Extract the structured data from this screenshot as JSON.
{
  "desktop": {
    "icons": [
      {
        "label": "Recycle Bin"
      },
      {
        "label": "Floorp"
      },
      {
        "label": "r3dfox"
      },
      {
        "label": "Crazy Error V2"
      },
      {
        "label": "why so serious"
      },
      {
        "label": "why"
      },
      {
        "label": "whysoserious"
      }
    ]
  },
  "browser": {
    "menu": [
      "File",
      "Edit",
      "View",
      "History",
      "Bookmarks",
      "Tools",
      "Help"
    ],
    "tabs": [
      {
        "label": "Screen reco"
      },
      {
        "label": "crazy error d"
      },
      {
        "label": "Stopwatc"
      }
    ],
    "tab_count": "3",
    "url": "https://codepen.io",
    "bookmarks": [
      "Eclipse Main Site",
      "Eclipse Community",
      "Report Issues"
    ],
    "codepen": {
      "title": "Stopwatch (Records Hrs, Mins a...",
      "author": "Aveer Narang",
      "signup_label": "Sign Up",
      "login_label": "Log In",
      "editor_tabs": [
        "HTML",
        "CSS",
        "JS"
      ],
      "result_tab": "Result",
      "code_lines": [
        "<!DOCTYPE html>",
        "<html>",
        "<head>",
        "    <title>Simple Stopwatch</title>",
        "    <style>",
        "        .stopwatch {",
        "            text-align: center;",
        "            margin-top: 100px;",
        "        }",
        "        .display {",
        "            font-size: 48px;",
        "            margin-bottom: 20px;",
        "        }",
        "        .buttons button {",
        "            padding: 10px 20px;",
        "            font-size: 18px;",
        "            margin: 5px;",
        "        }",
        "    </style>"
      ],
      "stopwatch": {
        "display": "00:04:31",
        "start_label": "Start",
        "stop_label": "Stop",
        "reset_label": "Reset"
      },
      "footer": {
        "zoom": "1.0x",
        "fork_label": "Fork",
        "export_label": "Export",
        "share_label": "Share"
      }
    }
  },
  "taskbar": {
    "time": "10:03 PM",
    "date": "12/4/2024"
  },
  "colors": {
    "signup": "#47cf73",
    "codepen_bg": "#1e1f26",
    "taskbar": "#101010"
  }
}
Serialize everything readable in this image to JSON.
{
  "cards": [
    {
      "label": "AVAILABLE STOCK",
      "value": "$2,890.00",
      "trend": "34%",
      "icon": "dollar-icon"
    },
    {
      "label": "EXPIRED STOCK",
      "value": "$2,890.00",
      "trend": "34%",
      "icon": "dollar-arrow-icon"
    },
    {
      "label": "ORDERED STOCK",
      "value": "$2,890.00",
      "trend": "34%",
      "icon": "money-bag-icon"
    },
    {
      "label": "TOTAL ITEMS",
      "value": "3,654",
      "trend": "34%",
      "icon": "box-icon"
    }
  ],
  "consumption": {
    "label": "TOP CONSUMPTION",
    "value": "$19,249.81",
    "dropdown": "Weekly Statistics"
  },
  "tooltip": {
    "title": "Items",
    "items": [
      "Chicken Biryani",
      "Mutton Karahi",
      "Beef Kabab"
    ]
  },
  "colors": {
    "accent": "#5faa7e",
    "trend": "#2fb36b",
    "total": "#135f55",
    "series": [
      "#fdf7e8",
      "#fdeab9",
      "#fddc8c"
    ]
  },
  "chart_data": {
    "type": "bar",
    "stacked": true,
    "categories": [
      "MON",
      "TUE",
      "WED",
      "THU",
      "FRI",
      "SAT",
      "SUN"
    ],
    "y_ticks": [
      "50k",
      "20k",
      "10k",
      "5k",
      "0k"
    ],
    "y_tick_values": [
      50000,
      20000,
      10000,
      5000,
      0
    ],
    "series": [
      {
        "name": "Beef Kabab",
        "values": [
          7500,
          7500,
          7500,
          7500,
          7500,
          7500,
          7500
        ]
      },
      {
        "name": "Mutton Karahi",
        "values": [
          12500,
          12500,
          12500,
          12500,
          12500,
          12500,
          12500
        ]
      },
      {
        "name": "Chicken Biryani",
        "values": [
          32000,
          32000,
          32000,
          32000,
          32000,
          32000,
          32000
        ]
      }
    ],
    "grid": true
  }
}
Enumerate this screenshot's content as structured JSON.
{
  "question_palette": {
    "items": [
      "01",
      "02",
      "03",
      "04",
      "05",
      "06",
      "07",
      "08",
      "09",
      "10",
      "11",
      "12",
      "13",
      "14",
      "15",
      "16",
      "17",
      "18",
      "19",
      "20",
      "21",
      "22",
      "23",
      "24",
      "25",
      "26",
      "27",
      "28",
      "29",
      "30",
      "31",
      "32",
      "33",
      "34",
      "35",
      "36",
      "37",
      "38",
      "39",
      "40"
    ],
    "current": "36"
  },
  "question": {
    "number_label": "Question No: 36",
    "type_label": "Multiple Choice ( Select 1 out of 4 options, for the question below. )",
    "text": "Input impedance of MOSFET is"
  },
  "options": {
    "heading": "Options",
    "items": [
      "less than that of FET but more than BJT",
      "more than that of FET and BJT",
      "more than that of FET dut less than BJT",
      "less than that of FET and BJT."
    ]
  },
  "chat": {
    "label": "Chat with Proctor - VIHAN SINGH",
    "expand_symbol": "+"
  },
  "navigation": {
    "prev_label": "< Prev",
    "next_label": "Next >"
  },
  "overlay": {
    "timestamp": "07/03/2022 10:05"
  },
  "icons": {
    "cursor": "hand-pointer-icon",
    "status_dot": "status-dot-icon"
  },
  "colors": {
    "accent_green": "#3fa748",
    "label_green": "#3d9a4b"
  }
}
----
* [WHAT THE EXERCISE ASKS]
Copy the entries above exactly, leaving none out.

* [COMPLETE RESPONSE]
Extract the structured data from this screenshot as JSON.
{
  "desktop": {
    "icons": [
      {
        "label": "Recycle Bin"
      },
      {
        "label": "Floorp"
      },
      {
        "label": "r3dfox"
      },
      {
        "label": "Crazy Error V2"
      },
      {
        "label": "why so serious"
      },
      {
        "label": "why"
      },
      {
        "label": "whysoserious"
      }
    ]
  },
  "browser": {
    "menu": [
      "File",
      "Edit",
      "View",
      "History",
      "Bookmarks",
      "Tools",
      "Help"
    ],
    "tabs": [
      {
        "label": "Screen reco"
      },
      {
        "label": "crazy error d"
      },
      {
        "label": "Stopwatc"
      }
    ],
    "tab_count": "3",
    "url": "https://codepen.io",
    "bookmarks": [
      "Eclipse Main Site",
      "Eclipse Community",
      "Report Issues"
    ],
    "codepen": {
      "title": "Stopwatch (Records Hrs, Mins a...",
      "author": "Aveer Narang",
      "signup_label": "Sign Up",
      "login_label": "Log In",
      "editor_tabs": [
        "HTML",
        "CSS",
        "JS"
      ],
      "result_tab": "Result",
      "code_lines": [
        "<!DOCTYPE html>",
        "<html>",
        "<head>",
        "    <title>Simple Stopwatch</title>",
        "    <style>",
        "        .stopwatch {",
        "            text-align: center;",
        "            margin-top: 100px;",
        "        }",
        "        .display {",
        "            font-size: 48px;",
        "            margin-bottom: 20px;",
        "        }",
        "        .buttons button {",
        "            padding: 10px 20px;",
        "            font-size: 18px;",
        "            margin: 5px;",
        "        }",
        "    </style>"
      ],
      "stopwatch": {
        "display": "00:04:31",
        "start_label": "Start",
        "stop_label": "Stop",
        "reset_label": "Reset"
      },
      "footer": {
        "zoom": "1.0x",
        "fork_label": "Fork",
        "export_label": "Export",
        "share_label": "Share"
      }
    }
  },
  "taskbar": {
    "time": "10:03 PM",
    "date": "12/4/2024"
  },
  "colors": {
    "signup": "#47cf73",
    "codepen_bg": "#1e1f26",
    "taskbar": "#101010"
  }
}
Serialize everything readable in this image to JSON.
{
  "cards": [
    {
      "label": "AVAILABLE STOCK",
      "value": "$2,890.00",
      "trend": "34%",
      "icon": "dollar-icon"
    },
    {
      "label": "EXPIRED STOCK",
      "value": "$2,890.00",
      "trend": "34%",
      "icon": "dollar-arrow-icon"
    },
    {
      "label": "ORDERED STOCK",
      "value": "$2,890.00",
      "trend": "34%",
      "icon": "money-bag-icon"
    },
    {
      "label": "TOTAL ITEMS",
      "value": "3,654",
      "trend": "34%",
      "icon": "box-icon"
    }
  ],
  "consumption": {
    "label": "TOP CONSUMPTION",
    "value": "$19,249.81",
    "dropdown": "Weekly Statistics"
  },
  "tooltip": {
    "title": "Items",
    "items": [
      "Chicken Biryani",
      "Mutton Karahi",
      "Beef Kabab"
    ]
  },
  "colors": {
    "accent": "#5faa7e",
    "trend": "#2fb36b",
    "total": "#135f55",
    "series": [
      "#fdf7e8",
      "#fdeab9",
      "#fddc8c"
    ]
  },
  "chart_data": {
    "type": "bar",
    "stacked": true,
    "categories": [
      "MON",
      "TUE",
      "WED",
      "THU",
      "FRI",
      "SAT",
      "SUN"
    ],
    "y_ticks": [
      "50k",
      "20k",
      "10k",
      "5k",
      "0k"
    ],
    "y_tick_values": [
      50000,
      20000,
      10000,
      5000,
      0
    ],
    "series": [
      {
        "name": "Beef Kabab",
        "values": [
          7500,
          7500,
          7500,
          7500,
          7500,
          7500,
          7500
        ]
      },
      {
        "name": "Mutton Karahi",
        "values": [
          12500,
          12500,
          12500,
          12500,
          12500,
          12500,
          12500
        ]
      },
      {
        "name": "Chicken Biryani",
        "values": [
          32000,
          32000,
          32000,
          32000,
          32000,
          32000,
          32000
        ]
      }
    ],
    "grid": true
  }
}
Enumerate this screenshot's content as structured JSON.
{
  "question_palette": {
    "items": [
      "01",
      "02",
      "03",
      "04",
      "05",
      "06",
      "07",
      "08",
      "09",
      "10",
      "11",
      "12",
      "13",
      "14",
      "15",
      "16",
      "17",
      "18",
      "19",
      "20",
      "21",
      "22",
      "23",
      "24",
      "25",
      "26",
      "27",
      "28",
      "29",
      "30",
      "31",
      "32",
      "33",
      "34",
      "35",
      "36",
      "37",
      "38",
      "39",
      "40"
    ],
    "current": "36"
  },
  "question": {
    "number_label": "Question No: 36",
    "type_label": "Multiple Choice ( Select 1 out of 4 options, for the question below. )",
    "text": "Input impedance of MOSFET is"
  },
  "options": {
    "heading": "Options",
    "items": [
      "less than that of FET but more than BJT",
      "more than that of FET and BJT",
      "more than that of FET dut less than BJT",
      "less than that of FET and BJT."
    ]
  },
  "chat": {
    "label": "Chat with Proctor - VIHAN SINGH",
    "expand_symbol": "+"
  },
  "navigation": {
    "prev_label": "< Prev",
    "next_label": "Next >"
  },
  "overlay": {
    "timestamp": "07/03/2022 10:05"
  },
  "icons": {
    "cursor": "hand-pointer-icon",
    "status_dot": "status-dot-icon"
  },
  "colors": {
    "accent_green": "#3fa748",
    "label_green": "#3d9a4b"
  }
}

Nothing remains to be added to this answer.